**Task directions:**
Make an exact copy of the lines, leaving the pictures out.

**Provided data:**
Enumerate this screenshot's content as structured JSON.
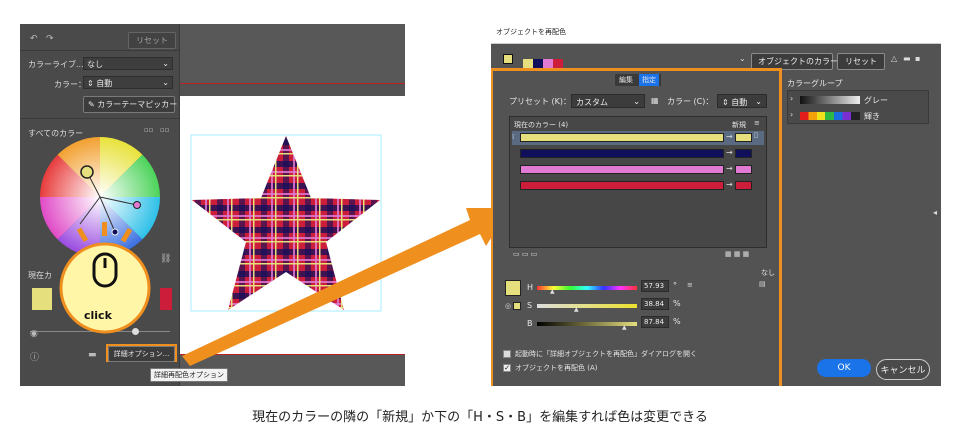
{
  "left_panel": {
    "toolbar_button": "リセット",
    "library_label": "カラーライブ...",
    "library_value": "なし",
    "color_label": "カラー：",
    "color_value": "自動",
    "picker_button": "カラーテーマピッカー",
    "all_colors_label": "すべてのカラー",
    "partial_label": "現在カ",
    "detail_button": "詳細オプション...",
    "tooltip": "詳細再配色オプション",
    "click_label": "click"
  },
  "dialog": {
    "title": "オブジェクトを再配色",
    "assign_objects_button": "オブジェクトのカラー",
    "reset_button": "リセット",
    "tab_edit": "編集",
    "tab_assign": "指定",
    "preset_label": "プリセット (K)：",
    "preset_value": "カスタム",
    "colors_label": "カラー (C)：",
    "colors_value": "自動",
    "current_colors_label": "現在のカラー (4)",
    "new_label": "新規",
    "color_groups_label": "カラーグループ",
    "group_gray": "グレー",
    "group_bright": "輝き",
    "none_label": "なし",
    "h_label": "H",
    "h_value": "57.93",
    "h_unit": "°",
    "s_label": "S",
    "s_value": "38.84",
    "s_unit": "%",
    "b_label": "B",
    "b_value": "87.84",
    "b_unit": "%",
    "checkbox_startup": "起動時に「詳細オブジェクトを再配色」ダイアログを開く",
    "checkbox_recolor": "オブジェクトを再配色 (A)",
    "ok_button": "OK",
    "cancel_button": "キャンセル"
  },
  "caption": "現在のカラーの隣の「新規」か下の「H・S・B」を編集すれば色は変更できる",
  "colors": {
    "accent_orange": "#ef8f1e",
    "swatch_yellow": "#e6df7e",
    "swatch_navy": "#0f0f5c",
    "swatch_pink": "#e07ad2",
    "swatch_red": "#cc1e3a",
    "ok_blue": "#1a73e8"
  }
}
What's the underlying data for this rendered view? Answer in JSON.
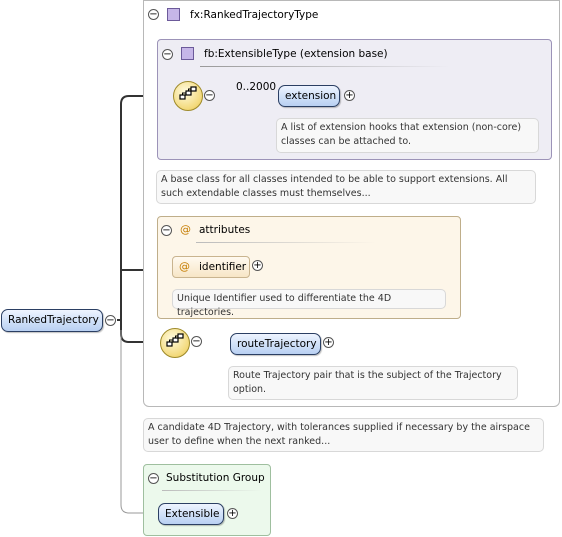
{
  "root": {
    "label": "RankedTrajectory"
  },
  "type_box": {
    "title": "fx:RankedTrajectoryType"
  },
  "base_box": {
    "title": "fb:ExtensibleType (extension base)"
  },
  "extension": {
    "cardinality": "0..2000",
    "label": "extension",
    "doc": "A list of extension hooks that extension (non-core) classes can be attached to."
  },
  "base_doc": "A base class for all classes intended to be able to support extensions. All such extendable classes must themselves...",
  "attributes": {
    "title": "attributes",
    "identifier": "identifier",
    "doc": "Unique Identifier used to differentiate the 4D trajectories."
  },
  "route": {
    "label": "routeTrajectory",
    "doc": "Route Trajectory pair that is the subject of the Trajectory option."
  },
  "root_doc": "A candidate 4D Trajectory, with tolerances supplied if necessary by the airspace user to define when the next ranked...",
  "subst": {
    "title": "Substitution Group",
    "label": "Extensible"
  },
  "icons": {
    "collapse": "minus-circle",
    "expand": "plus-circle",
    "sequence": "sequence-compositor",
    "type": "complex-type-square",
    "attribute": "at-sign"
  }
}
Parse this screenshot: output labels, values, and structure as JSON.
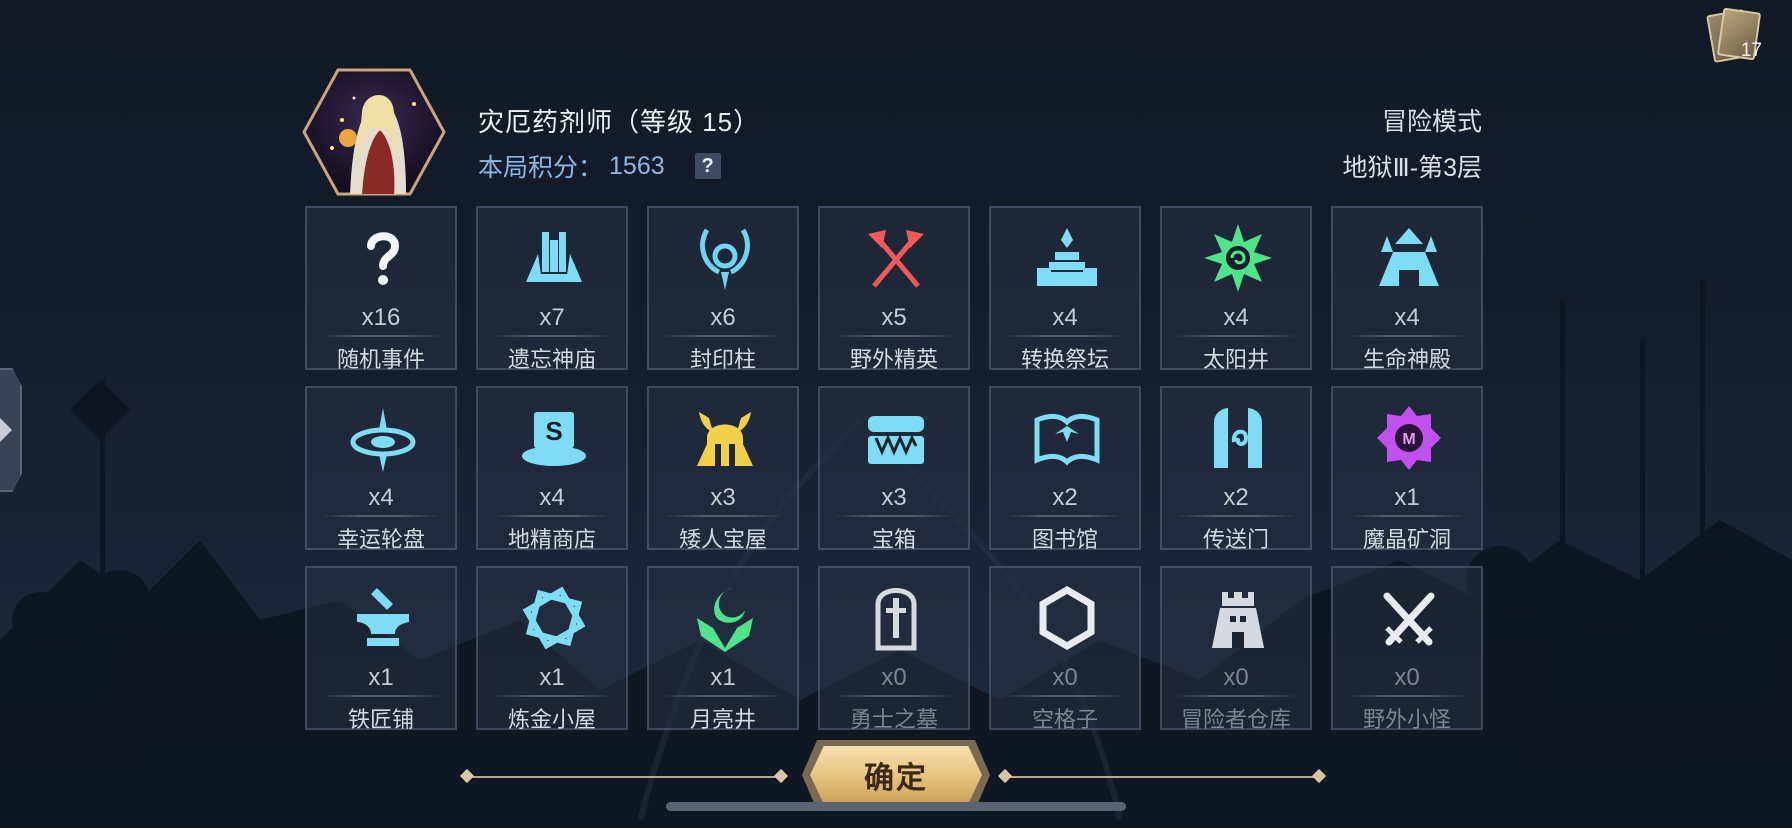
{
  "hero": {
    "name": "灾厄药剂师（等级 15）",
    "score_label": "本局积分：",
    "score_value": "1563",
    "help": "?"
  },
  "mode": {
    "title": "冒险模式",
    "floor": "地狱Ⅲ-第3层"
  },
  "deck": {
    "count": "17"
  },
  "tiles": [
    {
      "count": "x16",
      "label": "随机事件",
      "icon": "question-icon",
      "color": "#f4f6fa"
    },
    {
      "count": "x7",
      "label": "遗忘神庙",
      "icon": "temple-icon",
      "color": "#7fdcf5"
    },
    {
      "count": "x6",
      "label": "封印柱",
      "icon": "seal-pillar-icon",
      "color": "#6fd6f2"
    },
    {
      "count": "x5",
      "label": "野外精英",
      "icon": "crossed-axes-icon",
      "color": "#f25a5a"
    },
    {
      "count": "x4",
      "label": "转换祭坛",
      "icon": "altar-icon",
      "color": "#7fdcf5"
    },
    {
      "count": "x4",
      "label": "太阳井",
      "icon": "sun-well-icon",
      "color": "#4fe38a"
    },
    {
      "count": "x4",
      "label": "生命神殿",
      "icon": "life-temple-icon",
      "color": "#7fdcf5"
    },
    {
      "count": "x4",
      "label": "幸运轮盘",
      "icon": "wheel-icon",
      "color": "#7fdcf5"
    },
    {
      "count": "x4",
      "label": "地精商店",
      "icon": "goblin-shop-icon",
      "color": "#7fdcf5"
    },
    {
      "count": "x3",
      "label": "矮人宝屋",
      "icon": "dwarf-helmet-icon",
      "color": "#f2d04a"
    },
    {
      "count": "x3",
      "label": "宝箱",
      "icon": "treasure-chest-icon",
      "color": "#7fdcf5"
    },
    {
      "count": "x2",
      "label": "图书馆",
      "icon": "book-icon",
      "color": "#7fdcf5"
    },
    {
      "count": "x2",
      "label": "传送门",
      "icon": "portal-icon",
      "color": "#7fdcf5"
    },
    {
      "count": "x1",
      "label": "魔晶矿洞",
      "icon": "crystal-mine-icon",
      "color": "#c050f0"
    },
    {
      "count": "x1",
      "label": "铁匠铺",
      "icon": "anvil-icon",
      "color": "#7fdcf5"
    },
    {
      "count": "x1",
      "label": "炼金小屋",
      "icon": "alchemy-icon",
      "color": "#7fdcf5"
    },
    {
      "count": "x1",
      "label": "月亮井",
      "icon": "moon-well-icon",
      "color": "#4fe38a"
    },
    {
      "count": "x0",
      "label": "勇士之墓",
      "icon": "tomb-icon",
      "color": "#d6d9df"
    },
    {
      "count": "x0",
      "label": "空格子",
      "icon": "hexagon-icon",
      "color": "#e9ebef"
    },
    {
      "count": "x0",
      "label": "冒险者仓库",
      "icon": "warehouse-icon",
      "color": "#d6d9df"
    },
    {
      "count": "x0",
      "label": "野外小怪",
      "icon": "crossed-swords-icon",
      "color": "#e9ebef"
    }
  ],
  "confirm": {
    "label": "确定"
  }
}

**Solution:**
Enumerate this screenshot's content as structured JSON.
{
  "left_panel": {
    "toolbar_button": "リセット",
    "library_label": "カラーライブ...",
    "library_value": "なし",
    "color_label": "カラー：",
    "color_value": "自動",
    "picker_button": "カラーテーマピッカー",
    "all_colors_label": "すべてのカラー",
    "partial_label": "現在カ",
    "detail_button": "詳細オプション...",
    "tooltip": "詳細再配色オプション",
    "click_label": "click"
  },
  "dialog": {
    "title": "オブジェクトを再配色",
    "assign_objects_button": "オブジェクトのカラー",
    "reset_button": "リセット",
    "tab_edit": "編集",
    "tab_assign": "指定",
    "preset_label": "プリセット (K)：",
    "preset_value": "カスタム",
    "colors_label": "カラー (C)：",
    "colors_value": "自動",
    "current_colors_label": "現在のカラー (4)",
    "new_label": "新規",
    "color_groups_label": "カラーグループ",
    "group_gray": "グレー",
    "group_bright": "輝き",
    "none_label": "なし",
    "h_label": "H",
    "h_value": "57.93",
    "h_unit": "°",
    "s_label": "S",
    "s_value": "38.84",
    "s_unit": "%",
    "b_label": "B",
    "b_value": "87.84",
    "b_unit": "%",
    "checkbox_startup": "起動時に「詳細オブジェクトを再配色」ダイアログを開く",
    "checkbox_recolor": "オブジェクトを再配色 (A)",
    "ok_button": "OK",
    "cancel_button": "キャンセル"
  },
  "caption": "現在のカラーの隣の「新規」か下の「H・S・B」を編集すれば色は変更できる",
  "colors": {
    "accent_orange": "#ef8f1e",
    "swatch_yellow": "#e6df7e",
    "swatch_navy": "#0f0f5c",
    "swatch_pink": "#e07ad2",
    "swatch_red": "#cc1e3a",
    "ok_blue": "#1a73e8"
  }
}
What's the underlying data for this rendered view? Answer in JSON.
{
  "root": {
    "label": "RankedTrajectory"
  },
  "type_box": {
    "title": "fx:RankedTrajectoryType"
  },
  "base_box": {
    "title": "fb:ExtensibleType (extension base)"
  },
  "extension": {
    "cardinality": "0..2000",
    "label": "extension",
    "doc": "A list of extension hooks that extension (non-core) classes can be attached to."
  },
  "base_doc": "A base class for all classes intended to be able to support extensions. All such extendable classes must themselves...",
  "attributes": {
    "title": "attributes",
    "identifier": "identifier",
    "doc": "Unique Identifier used to differentiate the 4D trajectories."
  },
  "route": {
    "label": "routeTrajectory",
    "doc": "Route Trajectory pair that is the subject of the Trajectory option."
  },
  "root_doc": "A candidate 4D Trajectory, with tolerances supplied if necessary by the airspace user to define when the next ranked...",
  "subst": {
    "title": "Substitution Group",
    "label": "Extensible"
  },
  "icons": {
    "collapse": "minus-circle",
    "expand": "plus-circle",
    "sequence": "sequence-compositor",
    "type": "complex-type-square",
    "attribute": "at-sign"
  }
}
Parse this screenshot: output labels, values, and structure as JSON.
{
  "hero": {
    "name": "灾厄药剂师（等级 15）",
    "score_label": "本局积分：",
    "score_value": "1563",
    "help": "?"
  },
  "mode": {
    "title": "冒险模式",
    "floor": "地狱Ⅲ-第3层"
  },
  "deck": {
    "count": "17"
  },
  "tiles": [
    {
      "count": "x16",
      "label": "随机事件",
      "icon": "question-icon",
      "color": "#f4f6fa"
    },
    {
      "count": "x7",
      "label": "遗忘神庙",
      "icon": "temple-icon",
      "color": "#7fdcf5"
    },
    {
      "count": "x6",
      "label": "封印柱",
      "icon": "seal-pillar-icon",
      "color": "#6fd6f2"
    },
    {
      "count": "x5",
      "label": "野外精英",
      "icon": "crossed-axes-icon",
      "color": "#f25a5a"
    },
    {
      "count": "x4",
      "label": "转换祭坛",
      "icon": "altar-icon",
      "color": "#7fdcf5"
    },
    {
      "count": "x4",
      "label": "太阳井",
      "icon": "sun-well-icon",
      "color": "#4fe38a"
    },
    {
      "count": "x4",
      "label": "生命神殿",
      "icon": "life-temple-icon",
      "color": "#7fdcf5"
    },
    {
      "count": "x4",
      "label": "幸运轮盘",
      "icon": "wheel-icon",
      "color": "#7fdcf5"
    },
    {
      "count": "x4",
      "label": "地精商店",
      "icon": "goblin-shop-icon",
      "color": "#7fdcf5"
    },
    {
      "count": "x3",
      "label": "矮人宝屋",
      "icon": "dwarf-helmet-icon",
      "color": "#f2d04a"
    },
    {
      "count": "x3",
      "label": "宝箱",
      "icon": "treasure-chest-icon",
      "color": "#7fdcf5"
    },
    {
      "count": "x2",
      "label": "图书馆",
      "icon": "book-icon",
      "color": "#7fdcf5"
    },
    {
      "count": "x2",
      "label": "传送门",
      "icon": "portal-icon",
      "color": "#7fdcf5"
    },
    {
      "count": "x1",
      "label": "魔晶矿洞",
      "icon": "crystal-mine-icon",
      "color": "#c050f0"
    },
    {
      "count": "x1",
      "label": "铁匠铺",
      "icon": "anvil-icon",
      "color": "#7fdcf5"
    },
    {
      "count": "x1",
      "label": "炼金小屋",
      "icon": "alchemy-icon",
      "color": "#7fdcf5"
    },
    {
      "count": "x1",
      "label": "月亮井",
      "icon": "moon-well-icon",
      "color": "#4fe38a"
    },
    {
      "count": "x0",
      "label": "勇士之墓",
      "icon": "tomb-icon",
      "color": "#d6d9df"
    },
    {
      "count": "x0",
      "label": "空格子",
      "icon": "hexagon-icon",
      "color": "#e9ebef"
    },
    {
      "count": "x0",
      "label": "冒险者仓库",
      "icon": "warehouse-icon",
      "color": "#d6d9df"
    },
    {
      "count": "x0",
      "label": "野外小怪",
      "icon": "crossed-swords-icon",
      "color": "#e9ebef"
    }
  ],
  "confirm": {
    "label": "确定"
  }
}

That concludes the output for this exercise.